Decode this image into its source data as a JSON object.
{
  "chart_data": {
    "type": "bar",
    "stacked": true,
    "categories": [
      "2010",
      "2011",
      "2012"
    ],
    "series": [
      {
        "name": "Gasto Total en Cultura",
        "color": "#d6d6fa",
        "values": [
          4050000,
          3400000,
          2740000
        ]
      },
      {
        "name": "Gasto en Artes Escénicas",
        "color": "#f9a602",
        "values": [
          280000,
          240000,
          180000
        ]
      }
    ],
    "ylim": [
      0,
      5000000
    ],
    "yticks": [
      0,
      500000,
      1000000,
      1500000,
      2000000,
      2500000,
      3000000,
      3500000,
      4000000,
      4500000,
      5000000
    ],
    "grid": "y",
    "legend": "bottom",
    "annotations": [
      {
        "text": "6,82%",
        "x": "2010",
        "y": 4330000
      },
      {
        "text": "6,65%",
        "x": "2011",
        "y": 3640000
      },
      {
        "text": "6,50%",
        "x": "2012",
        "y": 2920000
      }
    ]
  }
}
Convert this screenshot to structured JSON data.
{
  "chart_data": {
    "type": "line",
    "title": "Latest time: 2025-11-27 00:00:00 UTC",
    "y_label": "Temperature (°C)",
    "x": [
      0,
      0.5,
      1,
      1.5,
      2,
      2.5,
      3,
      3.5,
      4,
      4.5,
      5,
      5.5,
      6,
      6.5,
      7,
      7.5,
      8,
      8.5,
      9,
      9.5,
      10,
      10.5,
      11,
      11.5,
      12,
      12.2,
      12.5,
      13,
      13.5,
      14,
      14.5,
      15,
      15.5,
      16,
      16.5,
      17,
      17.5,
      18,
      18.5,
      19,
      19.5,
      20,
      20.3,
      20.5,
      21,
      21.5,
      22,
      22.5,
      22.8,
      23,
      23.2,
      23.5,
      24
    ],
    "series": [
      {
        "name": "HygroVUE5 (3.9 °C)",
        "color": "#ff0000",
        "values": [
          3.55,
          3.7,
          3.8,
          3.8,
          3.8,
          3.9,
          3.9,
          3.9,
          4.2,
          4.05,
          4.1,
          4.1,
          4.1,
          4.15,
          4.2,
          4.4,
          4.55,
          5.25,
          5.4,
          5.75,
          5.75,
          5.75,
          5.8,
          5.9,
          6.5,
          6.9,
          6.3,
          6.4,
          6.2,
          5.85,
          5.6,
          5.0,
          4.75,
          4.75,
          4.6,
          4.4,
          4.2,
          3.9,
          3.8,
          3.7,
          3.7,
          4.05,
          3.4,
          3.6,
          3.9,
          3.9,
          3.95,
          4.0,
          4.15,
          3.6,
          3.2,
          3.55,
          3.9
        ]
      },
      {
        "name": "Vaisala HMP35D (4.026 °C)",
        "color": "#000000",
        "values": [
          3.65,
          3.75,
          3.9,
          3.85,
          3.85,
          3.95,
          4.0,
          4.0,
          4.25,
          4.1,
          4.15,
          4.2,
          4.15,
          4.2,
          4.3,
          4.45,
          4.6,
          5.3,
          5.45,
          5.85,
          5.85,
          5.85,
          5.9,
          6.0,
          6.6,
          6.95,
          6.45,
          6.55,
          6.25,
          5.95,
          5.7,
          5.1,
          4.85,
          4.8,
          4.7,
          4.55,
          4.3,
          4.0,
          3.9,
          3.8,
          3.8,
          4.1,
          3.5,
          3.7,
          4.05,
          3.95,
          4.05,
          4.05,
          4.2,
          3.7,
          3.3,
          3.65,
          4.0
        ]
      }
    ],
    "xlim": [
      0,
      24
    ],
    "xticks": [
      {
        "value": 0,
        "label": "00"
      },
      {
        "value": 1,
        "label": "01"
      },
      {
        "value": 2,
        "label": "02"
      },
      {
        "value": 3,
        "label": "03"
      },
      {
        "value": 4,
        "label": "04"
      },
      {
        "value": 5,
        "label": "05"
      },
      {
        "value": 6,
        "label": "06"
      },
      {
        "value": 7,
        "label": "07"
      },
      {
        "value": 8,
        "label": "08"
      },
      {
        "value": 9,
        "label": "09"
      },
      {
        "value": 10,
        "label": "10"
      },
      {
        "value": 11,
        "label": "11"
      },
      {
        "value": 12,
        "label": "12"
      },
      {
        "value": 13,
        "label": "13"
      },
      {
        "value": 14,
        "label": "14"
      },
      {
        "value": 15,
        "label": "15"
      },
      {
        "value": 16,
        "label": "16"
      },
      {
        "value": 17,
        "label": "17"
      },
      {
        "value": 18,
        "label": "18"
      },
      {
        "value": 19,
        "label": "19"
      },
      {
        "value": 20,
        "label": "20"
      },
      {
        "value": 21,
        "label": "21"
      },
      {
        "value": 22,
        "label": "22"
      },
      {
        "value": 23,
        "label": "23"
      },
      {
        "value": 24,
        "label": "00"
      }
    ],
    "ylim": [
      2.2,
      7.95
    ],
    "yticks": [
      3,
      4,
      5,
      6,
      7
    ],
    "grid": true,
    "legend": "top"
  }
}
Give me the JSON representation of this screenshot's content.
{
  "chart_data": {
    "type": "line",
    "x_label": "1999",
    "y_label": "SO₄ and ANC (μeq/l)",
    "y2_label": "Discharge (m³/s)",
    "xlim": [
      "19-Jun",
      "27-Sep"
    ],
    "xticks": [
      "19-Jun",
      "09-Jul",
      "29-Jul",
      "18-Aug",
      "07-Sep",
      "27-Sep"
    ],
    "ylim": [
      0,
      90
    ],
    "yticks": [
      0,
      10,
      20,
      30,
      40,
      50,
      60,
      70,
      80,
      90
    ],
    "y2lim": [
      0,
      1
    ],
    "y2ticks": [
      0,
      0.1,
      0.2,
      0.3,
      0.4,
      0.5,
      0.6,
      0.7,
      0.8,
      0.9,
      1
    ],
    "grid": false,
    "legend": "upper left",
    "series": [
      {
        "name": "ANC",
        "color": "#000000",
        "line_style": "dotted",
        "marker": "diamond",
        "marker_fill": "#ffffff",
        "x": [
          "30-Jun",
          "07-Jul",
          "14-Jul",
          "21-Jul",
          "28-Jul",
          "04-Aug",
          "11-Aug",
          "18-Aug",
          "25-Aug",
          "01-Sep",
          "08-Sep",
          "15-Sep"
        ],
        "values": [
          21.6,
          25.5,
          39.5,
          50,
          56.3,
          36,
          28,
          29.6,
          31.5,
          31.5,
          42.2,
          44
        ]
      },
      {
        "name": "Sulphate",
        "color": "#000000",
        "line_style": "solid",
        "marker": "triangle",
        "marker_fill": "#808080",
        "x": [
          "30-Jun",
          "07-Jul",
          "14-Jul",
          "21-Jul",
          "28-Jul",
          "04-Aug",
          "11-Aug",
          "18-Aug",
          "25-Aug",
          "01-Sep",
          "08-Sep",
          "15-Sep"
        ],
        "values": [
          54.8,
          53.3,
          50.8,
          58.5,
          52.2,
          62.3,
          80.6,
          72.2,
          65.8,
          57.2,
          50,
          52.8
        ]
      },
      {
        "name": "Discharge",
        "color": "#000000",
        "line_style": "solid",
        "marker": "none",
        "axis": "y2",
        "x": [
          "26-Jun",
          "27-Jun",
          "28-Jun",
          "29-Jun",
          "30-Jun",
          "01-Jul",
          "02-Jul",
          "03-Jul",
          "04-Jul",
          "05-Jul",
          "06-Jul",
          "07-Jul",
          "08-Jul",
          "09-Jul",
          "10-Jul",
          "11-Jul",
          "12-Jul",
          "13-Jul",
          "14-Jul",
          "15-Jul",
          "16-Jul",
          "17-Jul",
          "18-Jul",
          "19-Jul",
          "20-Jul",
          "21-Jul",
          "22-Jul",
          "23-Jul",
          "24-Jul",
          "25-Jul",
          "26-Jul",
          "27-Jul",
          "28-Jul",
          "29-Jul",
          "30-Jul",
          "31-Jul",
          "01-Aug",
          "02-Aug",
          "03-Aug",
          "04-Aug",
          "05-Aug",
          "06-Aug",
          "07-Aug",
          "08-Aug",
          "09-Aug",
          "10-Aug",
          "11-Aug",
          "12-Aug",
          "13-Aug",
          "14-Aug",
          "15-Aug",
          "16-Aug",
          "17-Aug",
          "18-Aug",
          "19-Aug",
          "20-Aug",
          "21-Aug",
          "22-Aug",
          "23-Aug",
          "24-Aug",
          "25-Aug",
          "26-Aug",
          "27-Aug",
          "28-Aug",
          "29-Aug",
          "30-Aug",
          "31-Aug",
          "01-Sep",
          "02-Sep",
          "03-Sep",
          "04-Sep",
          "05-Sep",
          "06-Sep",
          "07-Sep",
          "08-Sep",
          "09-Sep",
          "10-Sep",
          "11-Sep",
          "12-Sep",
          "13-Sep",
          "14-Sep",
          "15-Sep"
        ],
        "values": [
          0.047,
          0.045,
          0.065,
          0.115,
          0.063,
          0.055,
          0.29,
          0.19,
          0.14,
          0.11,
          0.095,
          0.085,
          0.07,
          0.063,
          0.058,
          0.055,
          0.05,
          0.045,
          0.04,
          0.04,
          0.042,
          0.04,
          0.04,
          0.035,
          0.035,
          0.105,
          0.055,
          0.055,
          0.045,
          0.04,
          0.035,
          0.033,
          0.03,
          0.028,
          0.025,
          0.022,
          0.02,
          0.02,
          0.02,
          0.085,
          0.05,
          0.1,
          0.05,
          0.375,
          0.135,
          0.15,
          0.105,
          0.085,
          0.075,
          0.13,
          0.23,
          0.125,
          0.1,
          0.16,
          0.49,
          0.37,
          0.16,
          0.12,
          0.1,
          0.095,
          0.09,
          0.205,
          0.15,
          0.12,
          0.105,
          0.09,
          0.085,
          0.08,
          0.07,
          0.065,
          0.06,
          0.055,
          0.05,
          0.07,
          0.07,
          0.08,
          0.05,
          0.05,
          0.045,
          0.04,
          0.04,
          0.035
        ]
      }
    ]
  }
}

> Short exercise: Report only the number of lines that hold the word "screenshot".

> Output of the exercise: 2